***** DATA TO USE
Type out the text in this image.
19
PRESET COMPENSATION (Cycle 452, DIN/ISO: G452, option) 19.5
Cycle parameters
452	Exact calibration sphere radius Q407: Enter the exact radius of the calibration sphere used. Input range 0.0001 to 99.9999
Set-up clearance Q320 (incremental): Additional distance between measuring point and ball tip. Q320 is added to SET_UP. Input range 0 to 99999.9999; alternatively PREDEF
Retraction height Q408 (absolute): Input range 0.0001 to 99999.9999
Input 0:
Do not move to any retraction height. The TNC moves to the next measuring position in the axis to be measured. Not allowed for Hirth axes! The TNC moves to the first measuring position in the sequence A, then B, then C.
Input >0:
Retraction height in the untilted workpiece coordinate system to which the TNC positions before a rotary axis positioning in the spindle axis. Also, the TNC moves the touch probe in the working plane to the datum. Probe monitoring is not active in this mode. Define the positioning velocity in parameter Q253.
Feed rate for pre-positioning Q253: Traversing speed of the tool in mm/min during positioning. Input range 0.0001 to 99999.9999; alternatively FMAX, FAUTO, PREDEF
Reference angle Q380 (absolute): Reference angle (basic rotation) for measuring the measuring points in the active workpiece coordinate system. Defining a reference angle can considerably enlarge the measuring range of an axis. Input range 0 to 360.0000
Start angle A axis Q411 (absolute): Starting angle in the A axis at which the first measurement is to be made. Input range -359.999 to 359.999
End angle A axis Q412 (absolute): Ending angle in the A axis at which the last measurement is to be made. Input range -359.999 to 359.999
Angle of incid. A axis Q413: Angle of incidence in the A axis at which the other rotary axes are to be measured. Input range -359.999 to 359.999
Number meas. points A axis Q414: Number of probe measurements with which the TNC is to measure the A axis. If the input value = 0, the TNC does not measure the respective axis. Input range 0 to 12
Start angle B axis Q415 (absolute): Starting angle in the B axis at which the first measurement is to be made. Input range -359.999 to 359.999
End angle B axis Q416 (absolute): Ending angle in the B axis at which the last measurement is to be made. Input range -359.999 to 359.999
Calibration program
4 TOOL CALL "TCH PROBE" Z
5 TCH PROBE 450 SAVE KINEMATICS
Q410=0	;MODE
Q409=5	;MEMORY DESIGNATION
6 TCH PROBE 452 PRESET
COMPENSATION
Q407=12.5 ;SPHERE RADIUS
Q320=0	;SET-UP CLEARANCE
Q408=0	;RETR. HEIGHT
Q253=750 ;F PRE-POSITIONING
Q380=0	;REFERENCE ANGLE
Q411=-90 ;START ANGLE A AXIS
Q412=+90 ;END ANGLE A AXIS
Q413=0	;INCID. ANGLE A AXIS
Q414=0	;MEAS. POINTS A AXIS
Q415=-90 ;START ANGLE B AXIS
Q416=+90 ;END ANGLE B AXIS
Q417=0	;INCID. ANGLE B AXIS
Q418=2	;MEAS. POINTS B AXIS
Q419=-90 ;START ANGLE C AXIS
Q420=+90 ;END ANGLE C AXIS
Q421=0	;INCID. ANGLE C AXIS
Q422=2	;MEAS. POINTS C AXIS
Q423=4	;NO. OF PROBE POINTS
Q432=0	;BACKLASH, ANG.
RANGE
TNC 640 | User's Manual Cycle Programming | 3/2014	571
**********
***** DATA TO USE
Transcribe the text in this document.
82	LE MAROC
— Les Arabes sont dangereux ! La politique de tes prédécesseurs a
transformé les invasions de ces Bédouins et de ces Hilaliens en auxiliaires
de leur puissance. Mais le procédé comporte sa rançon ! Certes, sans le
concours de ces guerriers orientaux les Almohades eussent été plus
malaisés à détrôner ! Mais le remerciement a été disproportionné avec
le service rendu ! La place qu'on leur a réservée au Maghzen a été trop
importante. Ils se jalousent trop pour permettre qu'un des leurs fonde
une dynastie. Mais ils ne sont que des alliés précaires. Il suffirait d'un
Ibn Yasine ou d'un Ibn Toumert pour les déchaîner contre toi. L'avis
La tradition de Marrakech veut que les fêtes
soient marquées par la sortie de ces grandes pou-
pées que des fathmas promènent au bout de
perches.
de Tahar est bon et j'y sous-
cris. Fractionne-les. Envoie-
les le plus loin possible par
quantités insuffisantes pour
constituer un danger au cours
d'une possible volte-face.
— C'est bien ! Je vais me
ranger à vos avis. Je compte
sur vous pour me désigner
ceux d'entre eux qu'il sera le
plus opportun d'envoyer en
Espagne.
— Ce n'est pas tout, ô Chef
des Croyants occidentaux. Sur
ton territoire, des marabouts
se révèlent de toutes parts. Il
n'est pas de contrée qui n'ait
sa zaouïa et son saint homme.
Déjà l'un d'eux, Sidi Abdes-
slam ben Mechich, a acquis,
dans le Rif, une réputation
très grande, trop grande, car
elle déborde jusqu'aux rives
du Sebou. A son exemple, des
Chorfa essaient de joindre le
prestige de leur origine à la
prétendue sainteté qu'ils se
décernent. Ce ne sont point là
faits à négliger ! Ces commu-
**********
***** DATA TO USE
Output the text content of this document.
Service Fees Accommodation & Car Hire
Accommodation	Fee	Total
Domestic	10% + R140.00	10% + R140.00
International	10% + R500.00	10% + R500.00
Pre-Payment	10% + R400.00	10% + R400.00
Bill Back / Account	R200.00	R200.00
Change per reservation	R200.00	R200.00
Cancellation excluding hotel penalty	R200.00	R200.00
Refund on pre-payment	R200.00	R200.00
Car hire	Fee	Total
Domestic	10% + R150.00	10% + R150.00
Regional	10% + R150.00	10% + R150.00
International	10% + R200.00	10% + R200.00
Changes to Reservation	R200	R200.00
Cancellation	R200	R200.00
**********
SHORT PROBLEM: Copy and report every line where the word "Starting" is present.

COMPLETE ANSWER:
Start angle A axis Q411 (absolute): Starting angle in the A axis at which the first measurement is to be made. Input range -359.999 to 359.999
Start angle B axis Q415 (absolute): Starting angle in the B axis at which the first measurement is to be made. Input range -359.999 to 359.999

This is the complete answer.